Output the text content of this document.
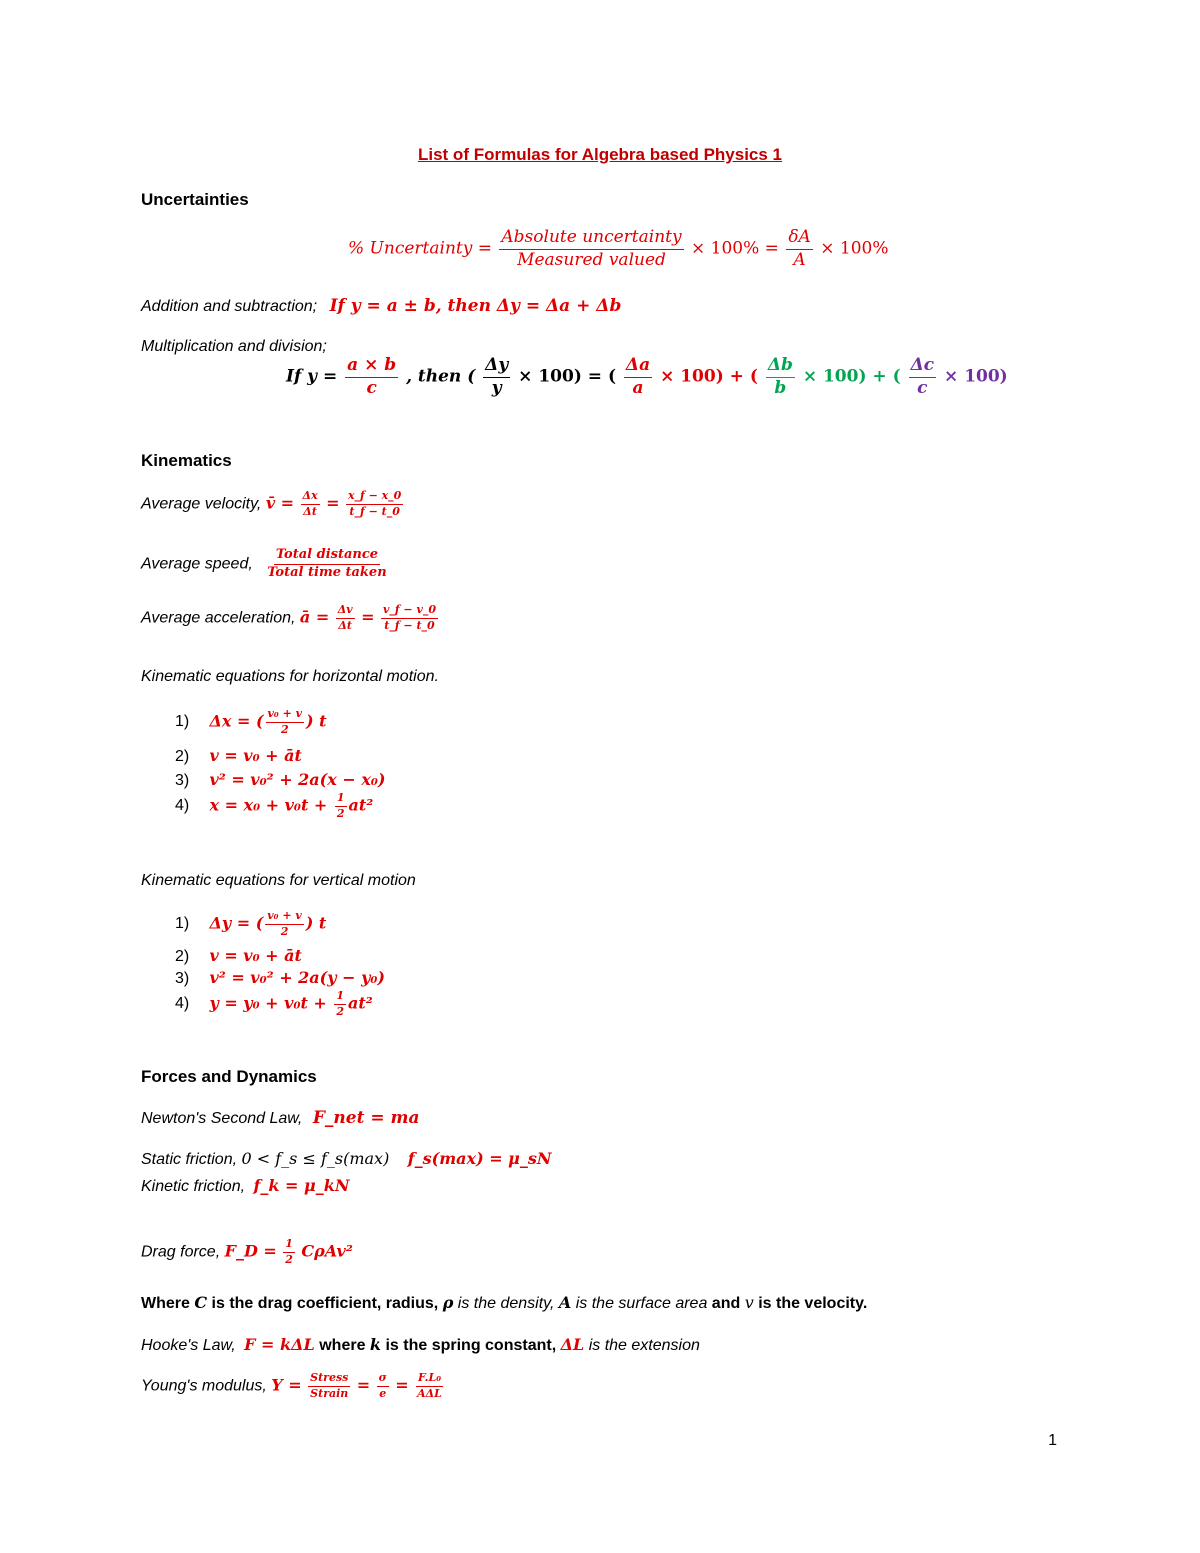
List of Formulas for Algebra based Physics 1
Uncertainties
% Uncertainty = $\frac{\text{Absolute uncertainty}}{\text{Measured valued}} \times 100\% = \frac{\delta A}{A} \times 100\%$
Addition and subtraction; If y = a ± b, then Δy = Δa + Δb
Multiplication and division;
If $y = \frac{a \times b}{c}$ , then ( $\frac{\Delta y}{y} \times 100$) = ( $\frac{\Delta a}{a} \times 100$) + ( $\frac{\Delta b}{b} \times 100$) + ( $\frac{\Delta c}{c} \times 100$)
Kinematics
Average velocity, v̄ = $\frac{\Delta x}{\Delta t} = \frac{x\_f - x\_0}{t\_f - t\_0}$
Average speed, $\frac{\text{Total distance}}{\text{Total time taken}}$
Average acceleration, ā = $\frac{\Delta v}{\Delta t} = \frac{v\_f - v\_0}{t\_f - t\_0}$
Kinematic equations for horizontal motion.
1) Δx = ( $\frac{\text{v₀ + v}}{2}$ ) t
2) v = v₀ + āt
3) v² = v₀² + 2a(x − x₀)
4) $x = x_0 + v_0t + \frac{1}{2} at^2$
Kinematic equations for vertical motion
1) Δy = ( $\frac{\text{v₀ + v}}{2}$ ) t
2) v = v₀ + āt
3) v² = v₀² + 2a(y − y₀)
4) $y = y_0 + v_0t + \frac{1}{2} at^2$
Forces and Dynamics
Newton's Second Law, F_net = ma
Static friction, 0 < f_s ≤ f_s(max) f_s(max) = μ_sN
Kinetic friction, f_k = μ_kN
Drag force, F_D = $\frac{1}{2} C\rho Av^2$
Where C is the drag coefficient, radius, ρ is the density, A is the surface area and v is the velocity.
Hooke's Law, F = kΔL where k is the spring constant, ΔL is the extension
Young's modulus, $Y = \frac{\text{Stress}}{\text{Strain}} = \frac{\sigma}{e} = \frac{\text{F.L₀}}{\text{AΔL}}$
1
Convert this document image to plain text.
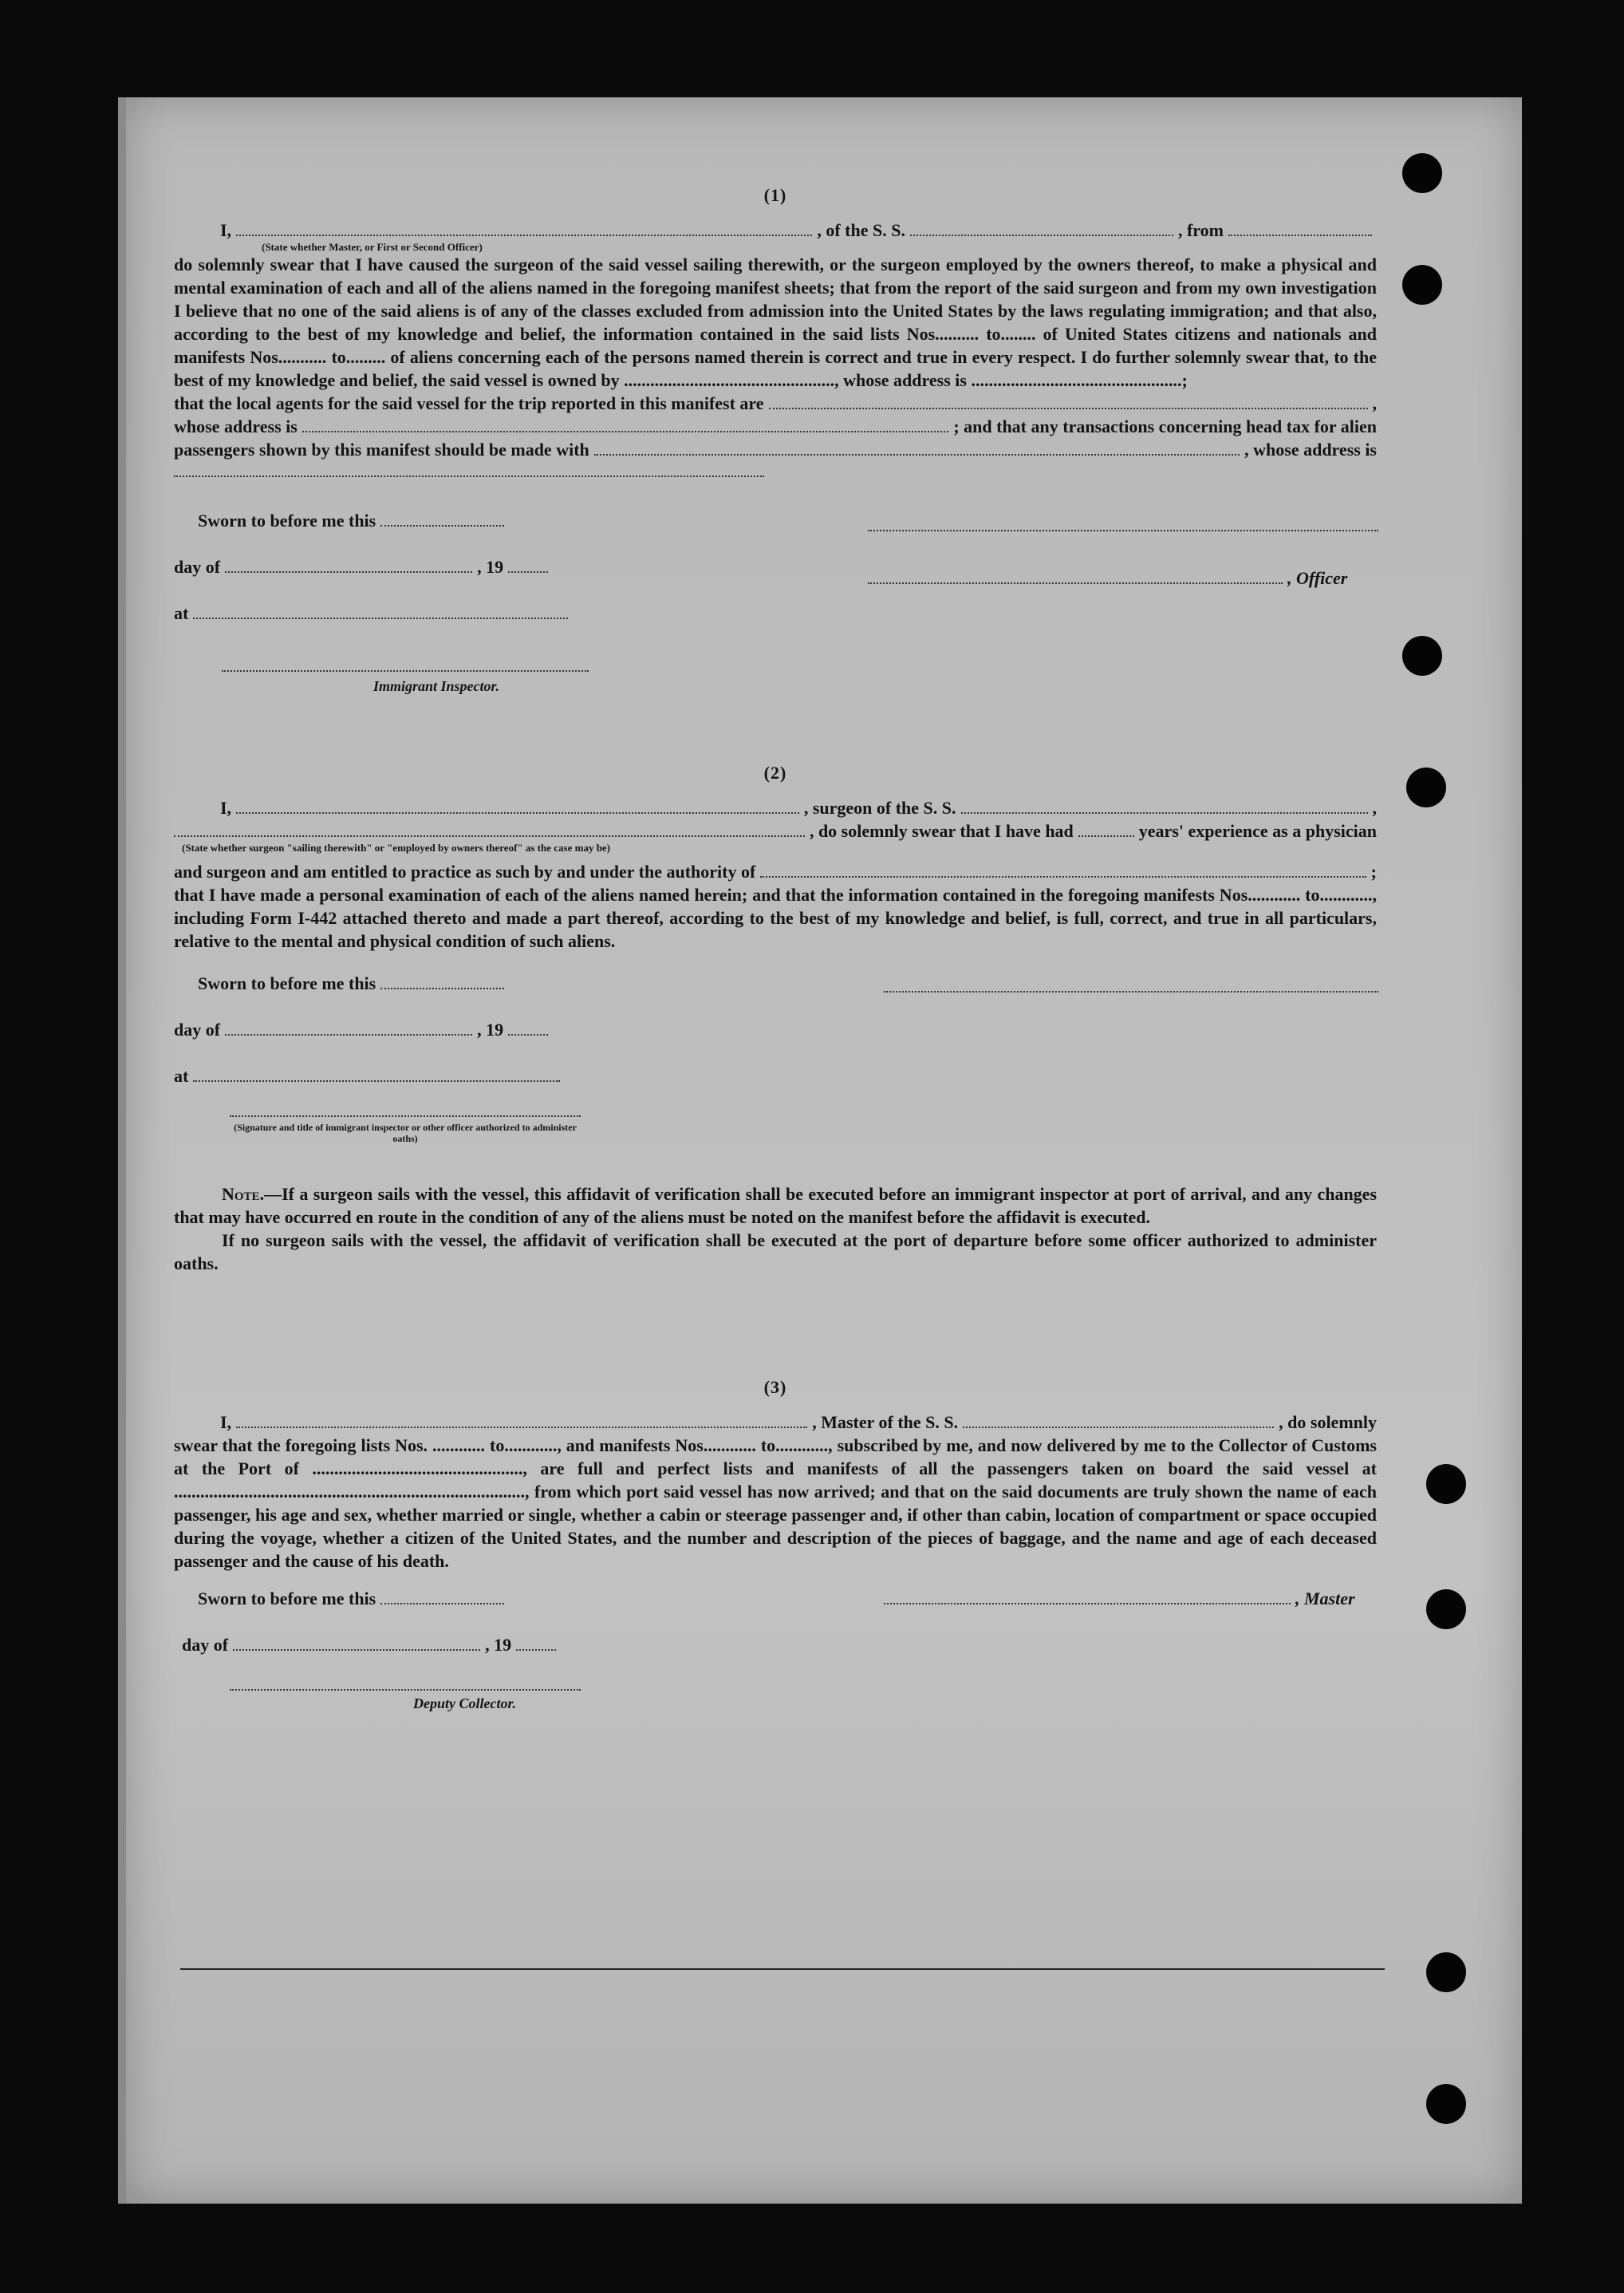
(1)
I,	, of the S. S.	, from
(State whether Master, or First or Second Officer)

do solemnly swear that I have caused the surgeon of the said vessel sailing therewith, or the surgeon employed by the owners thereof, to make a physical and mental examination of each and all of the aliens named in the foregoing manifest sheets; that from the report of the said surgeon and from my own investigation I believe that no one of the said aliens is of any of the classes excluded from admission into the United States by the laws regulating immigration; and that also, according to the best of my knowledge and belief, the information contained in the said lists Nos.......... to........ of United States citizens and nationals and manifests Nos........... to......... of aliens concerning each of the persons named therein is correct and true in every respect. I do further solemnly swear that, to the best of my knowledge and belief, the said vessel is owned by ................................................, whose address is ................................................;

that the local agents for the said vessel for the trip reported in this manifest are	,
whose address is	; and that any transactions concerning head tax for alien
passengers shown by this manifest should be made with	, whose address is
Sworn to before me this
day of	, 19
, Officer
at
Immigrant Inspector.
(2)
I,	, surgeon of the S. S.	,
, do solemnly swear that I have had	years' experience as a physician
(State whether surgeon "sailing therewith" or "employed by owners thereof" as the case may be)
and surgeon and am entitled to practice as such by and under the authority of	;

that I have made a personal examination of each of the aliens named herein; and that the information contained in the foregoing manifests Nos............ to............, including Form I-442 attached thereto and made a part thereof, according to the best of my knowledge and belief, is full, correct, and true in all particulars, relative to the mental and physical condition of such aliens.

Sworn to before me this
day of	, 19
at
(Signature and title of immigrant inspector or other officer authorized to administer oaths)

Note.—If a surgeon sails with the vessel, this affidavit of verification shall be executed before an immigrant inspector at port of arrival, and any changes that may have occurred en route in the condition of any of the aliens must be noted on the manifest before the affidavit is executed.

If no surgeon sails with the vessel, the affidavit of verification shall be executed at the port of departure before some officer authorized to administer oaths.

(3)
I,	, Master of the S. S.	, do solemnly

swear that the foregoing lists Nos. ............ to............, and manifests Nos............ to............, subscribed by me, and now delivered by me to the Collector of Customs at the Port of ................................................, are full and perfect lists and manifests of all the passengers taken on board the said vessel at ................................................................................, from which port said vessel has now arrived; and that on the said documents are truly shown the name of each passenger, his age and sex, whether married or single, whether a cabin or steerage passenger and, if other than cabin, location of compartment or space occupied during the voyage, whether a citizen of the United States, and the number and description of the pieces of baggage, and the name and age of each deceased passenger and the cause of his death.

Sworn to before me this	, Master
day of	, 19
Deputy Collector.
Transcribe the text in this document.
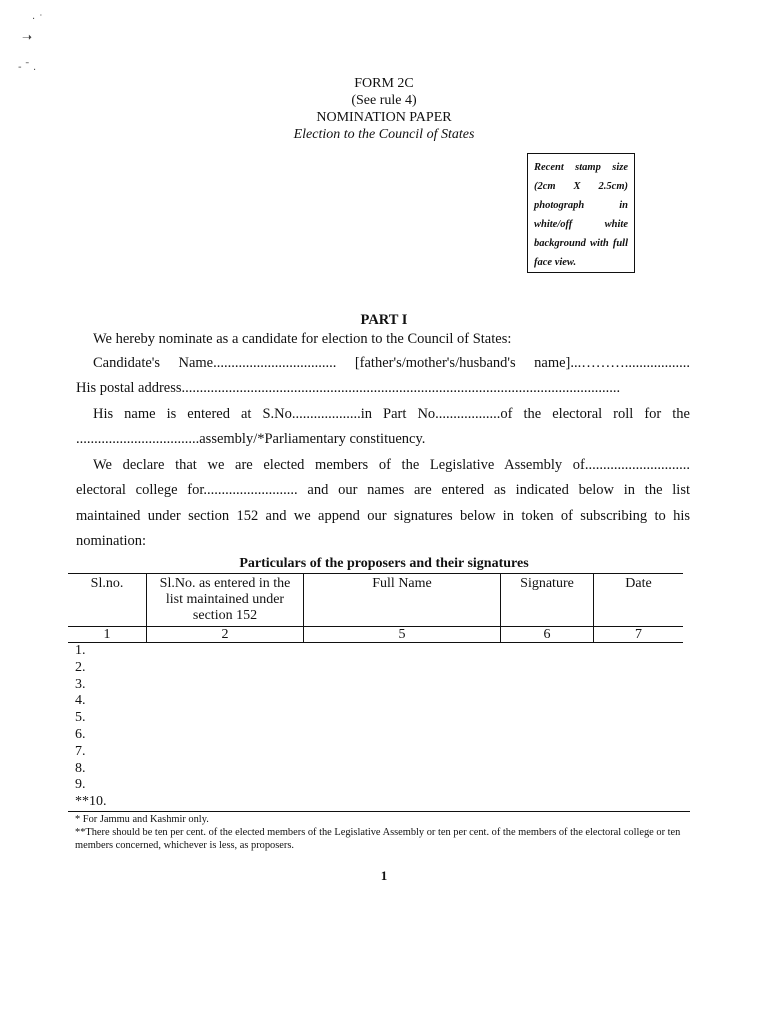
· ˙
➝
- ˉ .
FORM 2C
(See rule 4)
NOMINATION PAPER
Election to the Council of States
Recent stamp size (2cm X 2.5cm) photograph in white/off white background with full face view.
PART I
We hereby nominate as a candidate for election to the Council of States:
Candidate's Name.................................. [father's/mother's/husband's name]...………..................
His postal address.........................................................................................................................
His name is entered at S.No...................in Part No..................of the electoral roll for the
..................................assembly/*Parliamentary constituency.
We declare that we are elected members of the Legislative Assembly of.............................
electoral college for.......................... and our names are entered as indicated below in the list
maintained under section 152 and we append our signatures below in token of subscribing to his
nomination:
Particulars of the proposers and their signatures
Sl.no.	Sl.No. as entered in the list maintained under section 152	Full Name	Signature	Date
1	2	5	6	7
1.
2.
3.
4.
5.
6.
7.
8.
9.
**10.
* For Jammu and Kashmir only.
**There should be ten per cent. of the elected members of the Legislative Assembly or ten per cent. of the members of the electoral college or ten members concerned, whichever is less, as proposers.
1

━━━━━━━━

Written problem – Identify which lines contain the word "proposers" and copy each one.

Complete answer –
Particulars of the proposers and their signatures
**There should be ten per cent. of the elected members of the Legislative Assembly or ten per cent. of the members of the electoral college or ten members concerned, whichever is less, as proposers.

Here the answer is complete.